§ **What is being asked**
Extract each line containing the string "trong".

§ **Dataset rows**
------------------------------------
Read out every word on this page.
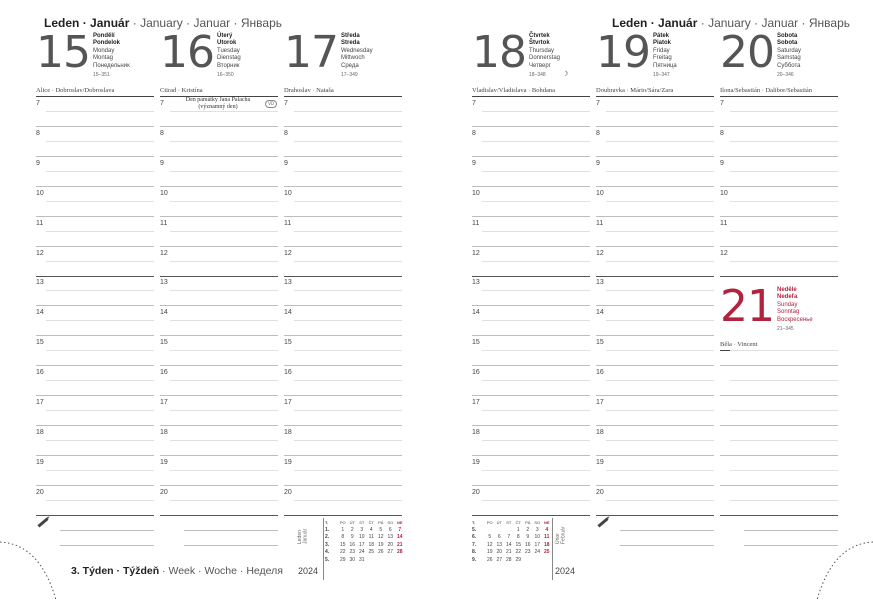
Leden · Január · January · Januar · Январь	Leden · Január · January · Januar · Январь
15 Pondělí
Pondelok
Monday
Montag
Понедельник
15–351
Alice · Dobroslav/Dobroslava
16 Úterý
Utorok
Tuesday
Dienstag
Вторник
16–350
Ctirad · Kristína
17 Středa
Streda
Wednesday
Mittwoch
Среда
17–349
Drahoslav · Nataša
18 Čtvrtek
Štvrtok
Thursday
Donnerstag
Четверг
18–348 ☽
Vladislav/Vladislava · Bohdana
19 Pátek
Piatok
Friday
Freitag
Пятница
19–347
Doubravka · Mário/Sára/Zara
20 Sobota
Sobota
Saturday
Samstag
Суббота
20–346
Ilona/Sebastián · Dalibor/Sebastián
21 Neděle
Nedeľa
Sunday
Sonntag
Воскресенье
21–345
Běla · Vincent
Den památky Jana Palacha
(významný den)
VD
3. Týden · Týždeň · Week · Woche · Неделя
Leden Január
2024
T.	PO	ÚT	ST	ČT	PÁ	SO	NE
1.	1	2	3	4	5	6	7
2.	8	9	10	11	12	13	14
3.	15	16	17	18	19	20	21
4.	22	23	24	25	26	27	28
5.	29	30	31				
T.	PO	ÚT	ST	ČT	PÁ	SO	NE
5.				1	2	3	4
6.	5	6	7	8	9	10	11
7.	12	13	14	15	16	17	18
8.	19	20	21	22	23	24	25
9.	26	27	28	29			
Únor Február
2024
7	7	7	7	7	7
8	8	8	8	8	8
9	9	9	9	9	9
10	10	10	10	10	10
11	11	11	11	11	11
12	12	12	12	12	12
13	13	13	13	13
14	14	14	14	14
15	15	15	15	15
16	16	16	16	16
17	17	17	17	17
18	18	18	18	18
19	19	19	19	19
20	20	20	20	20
------------------------------------
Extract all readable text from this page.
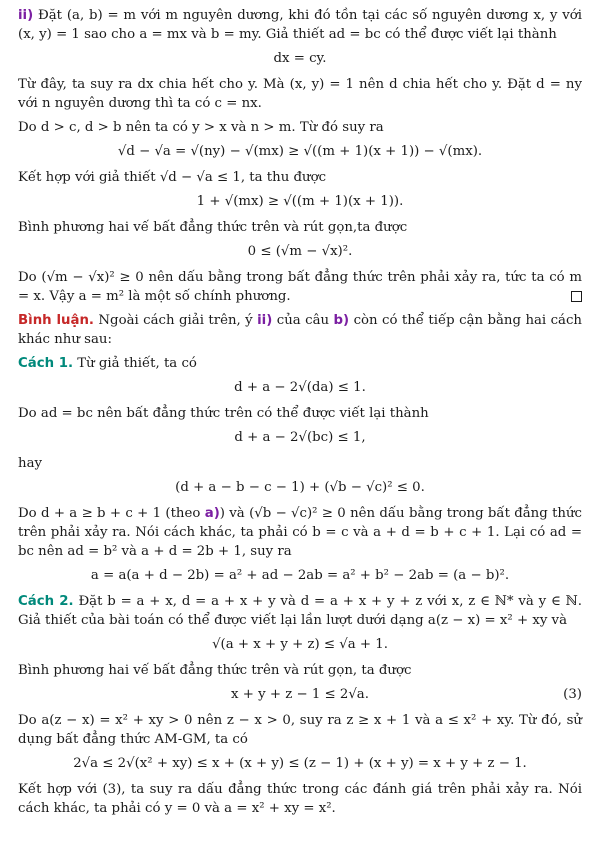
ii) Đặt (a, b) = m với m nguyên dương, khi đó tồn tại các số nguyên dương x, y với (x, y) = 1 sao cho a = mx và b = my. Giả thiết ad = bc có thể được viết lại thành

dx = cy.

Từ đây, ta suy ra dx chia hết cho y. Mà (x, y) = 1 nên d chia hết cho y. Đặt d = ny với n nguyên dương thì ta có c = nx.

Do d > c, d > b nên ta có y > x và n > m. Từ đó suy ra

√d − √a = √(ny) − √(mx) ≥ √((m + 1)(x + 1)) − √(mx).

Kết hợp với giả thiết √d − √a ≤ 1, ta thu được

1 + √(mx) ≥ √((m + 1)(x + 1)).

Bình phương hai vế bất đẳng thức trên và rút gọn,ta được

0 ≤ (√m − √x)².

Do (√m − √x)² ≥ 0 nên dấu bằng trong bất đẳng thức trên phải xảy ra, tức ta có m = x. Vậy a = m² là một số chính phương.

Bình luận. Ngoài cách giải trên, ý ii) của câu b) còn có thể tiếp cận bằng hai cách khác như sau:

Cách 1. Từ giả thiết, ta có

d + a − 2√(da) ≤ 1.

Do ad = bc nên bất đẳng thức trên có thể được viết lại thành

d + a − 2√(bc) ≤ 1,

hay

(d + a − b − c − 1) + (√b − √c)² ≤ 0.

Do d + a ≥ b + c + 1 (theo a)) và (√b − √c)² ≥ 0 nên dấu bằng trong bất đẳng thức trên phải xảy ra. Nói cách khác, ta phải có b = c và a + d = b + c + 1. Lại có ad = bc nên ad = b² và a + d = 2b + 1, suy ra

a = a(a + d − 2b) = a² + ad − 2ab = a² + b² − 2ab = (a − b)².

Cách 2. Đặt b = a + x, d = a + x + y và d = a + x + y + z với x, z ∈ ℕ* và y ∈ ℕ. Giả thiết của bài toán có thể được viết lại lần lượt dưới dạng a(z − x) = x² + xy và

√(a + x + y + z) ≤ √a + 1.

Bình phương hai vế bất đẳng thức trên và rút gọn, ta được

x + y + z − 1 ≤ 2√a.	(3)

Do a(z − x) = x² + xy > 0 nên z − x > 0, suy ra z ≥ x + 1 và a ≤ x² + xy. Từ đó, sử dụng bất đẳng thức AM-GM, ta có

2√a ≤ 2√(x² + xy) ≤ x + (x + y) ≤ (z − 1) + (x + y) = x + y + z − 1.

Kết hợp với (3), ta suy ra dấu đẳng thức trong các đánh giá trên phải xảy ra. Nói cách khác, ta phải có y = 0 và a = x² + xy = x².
------------------------------------
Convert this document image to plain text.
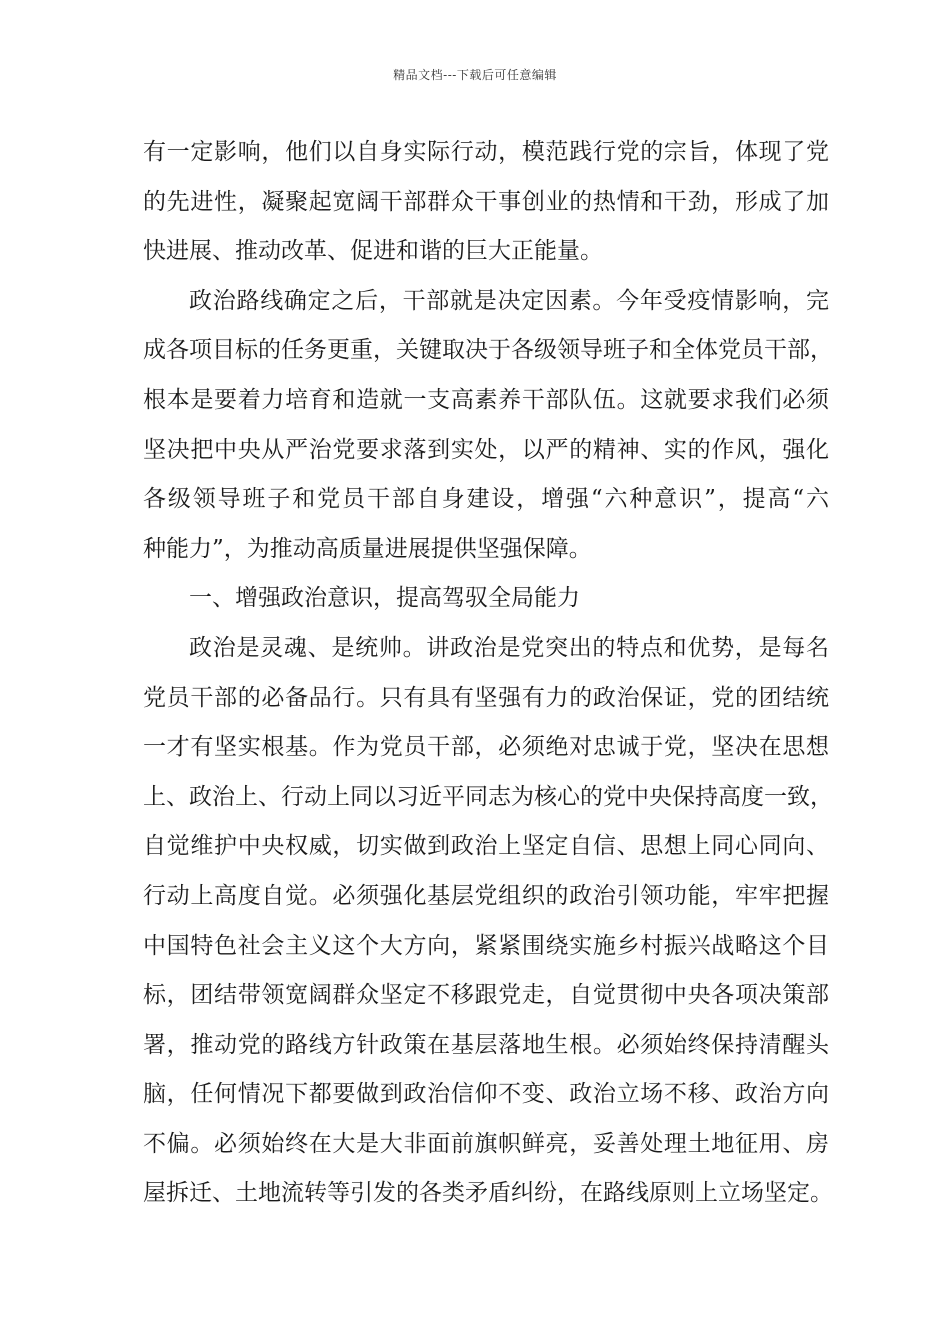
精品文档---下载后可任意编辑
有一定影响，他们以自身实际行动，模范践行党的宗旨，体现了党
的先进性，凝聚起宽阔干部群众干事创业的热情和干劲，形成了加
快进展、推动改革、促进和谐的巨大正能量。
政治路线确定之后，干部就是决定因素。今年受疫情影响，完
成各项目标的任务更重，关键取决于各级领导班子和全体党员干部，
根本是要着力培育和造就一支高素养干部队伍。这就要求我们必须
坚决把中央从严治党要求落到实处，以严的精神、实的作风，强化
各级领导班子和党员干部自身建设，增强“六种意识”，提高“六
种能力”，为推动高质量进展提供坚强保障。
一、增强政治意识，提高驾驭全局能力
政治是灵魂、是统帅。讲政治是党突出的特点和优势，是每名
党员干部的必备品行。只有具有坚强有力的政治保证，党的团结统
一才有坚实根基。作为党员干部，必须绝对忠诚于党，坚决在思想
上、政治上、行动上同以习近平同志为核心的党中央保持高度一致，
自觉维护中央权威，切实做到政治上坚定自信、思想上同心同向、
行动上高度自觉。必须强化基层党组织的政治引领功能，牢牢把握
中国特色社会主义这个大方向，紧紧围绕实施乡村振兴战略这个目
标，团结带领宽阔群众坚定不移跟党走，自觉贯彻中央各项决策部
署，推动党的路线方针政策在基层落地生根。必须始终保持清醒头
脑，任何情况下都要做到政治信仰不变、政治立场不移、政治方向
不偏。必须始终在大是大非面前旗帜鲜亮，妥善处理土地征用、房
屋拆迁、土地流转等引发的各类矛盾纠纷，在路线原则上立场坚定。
------------------------------------
§ **Finished answer**
Do (√m − √x)² ≥ 0 nên dấu bằng trong bất đẳng thức trên phải xảy ra, tức ta có m = x. Vậy a = m² là một số chính phương.
Do d + a ≥ b + c + 1 (theo a)) và (√b − √c)² ≥ 0 nên dấu bằng trong bất đẳng thức trên phải xảy ra. Nói cách khác, ta phải có b = c và a + d = b + c + 1. Lại có ad = bc nên ad = b² và a + d = 2b + 1, suy ra
Kết hợp với (3), ta suy ra dấu đẳng thức trong các đánh giá trên phải xảy ra. Nói cách khác, ta phải có y = 0 và a = x² + xy = x².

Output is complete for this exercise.